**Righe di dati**
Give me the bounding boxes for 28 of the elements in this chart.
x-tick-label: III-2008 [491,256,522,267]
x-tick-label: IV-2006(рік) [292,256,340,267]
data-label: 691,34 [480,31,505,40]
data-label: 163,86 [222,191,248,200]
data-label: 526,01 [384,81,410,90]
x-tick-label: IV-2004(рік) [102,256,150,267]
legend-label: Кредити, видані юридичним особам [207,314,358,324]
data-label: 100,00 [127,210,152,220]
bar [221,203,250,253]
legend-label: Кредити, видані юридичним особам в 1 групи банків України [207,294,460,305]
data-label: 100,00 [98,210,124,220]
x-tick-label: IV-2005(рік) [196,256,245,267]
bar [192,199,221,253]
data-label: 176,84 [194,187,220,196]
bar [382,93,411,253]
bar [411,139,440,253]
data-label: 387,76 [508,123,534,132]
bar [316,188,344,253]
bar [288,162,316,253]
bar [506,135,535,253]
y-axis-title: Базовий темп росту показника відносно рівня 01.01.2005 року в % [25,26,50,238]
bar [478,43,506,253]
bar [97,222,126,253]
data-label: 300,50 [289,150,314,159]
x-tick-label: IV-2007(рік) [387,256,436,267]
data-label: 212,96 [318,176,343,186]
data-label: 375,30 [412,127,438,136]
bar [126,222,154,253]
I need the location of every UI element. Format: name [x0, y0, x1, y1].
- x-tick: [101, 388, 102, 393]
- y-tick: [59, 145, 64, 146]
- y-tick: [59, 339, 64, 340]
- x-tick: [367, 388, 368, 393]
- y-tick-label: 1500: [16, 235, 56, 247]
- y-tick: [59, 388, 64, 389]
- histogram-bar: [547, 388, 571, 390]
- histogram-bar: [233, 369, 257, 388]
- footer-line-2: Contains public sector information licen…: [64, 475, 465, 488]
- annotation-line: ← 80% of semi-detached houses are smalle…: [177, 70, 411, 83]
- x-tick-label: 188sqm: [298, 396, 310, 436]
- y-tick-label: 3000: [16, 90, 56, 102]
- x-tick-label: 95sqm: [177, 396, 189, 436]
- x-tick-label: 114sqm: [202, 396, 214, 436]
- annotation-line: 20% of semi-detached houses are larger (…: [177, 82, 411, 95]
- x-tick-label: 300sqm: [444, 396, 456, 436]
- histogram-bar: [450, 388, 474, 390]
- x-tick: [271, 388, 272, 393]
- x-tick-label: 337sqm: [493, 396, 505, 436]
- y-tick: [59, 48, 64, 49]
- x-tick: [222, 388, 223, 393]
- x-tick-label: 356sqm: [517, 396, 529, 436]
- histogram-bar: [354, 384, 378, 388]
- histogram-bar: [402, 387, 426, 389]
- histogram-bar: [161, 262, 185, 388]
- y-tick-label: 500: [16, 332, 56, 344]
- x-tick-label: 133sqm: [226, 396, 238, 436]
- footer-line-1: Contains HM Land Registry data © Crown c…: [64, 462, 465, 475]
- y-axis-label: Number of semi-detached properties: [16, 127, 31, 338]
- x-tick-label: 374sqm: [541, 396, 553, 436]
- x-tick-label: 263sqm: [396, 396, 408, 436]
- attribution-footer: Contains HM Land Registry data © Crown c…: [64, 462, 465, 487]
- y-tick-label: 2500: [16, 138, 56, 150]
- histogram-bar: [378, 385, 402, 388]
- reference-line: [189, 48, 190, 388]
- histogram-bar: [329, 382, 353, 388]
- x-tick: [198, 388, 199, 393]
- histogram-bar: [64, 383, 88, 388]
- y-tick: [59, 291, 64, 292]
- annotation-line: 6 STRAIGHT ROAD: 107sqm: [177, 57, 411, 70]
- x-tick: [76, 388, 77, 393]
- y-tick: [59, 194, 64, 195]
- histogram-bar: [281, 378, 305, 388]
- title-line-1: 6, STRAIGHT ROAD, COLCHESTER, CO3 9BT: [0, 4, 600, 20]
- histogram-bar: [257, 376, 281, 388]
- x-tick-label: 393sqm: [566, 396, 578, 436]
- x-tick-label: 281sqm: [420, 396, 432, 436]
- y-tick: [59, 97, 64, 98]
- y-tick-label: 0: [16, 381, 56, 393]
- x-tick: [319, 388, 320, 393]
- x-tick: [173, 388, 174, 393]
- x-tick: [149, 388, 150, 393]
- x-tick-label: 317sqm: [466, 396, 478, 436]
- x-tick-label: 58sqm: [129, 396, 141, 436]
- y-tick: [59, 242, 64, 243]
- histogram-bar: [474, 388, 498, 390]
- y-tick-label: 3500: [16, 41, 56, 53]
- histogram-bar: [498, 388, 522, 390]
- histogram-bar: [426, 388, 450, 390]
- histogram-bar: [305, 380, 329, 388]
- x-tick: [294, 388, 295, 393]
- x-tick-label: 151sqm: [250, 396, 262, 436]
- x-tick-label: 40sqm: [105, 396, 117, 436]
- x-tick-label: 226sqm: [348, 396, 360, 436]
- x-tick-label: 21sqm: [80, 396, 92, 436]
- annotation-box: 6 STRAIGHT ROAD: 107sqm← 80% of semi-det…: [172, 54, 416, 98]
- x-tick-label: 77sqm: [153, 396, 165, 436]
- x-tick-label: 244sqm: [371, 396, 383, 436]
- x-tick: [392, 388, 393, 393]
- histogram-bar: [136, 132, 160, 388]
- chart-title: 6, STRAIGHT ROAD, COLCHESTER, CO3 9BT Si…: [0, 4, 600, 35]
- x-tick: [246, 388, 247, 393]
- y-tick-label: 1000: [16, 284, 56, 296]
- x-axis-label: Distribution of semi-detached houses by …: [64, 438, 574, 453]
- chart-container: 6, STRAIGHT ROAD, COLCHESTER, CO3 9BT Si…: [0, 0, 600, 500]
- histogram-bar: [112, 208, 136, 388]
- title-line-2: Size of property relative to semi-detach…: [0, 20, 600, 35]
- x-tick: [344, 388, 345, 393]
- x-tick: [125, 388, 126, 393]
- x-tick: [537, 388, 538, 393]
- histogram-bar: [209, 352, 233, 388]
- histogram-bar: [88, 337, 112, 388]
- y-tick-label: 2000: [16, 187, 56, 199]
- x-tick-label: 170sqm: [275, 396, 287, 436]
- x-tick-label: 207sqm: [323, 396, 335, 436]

**Consegna**
Trovi nei record tutte le righe che contengono la stringa "semi" e le trascriva per intero. Le maiuscole e le minuscole vanno distinte.

**Compito svolto**
- annotation-line: ← 80% of semi-detached houses are smalle…: [177, 70, 411, 83]
- annotation-line: 20% of semi-detached houses are larger (…: [177, 82, 411, 95]
- y-axis-label: Number of semi-detached properties: [16, 127, 31, 338]
- annotation-box: 6 STRAIGHT ROAD: 107sqm← 80% of semi-det…: [172, 54, 416, 98]
- x-axis-label: Distribution of semi-detached houses by …: [64, 438, 574, 453]
- title-line-2: Size of property relative to semi-detach…: [0, 20, 600, 35]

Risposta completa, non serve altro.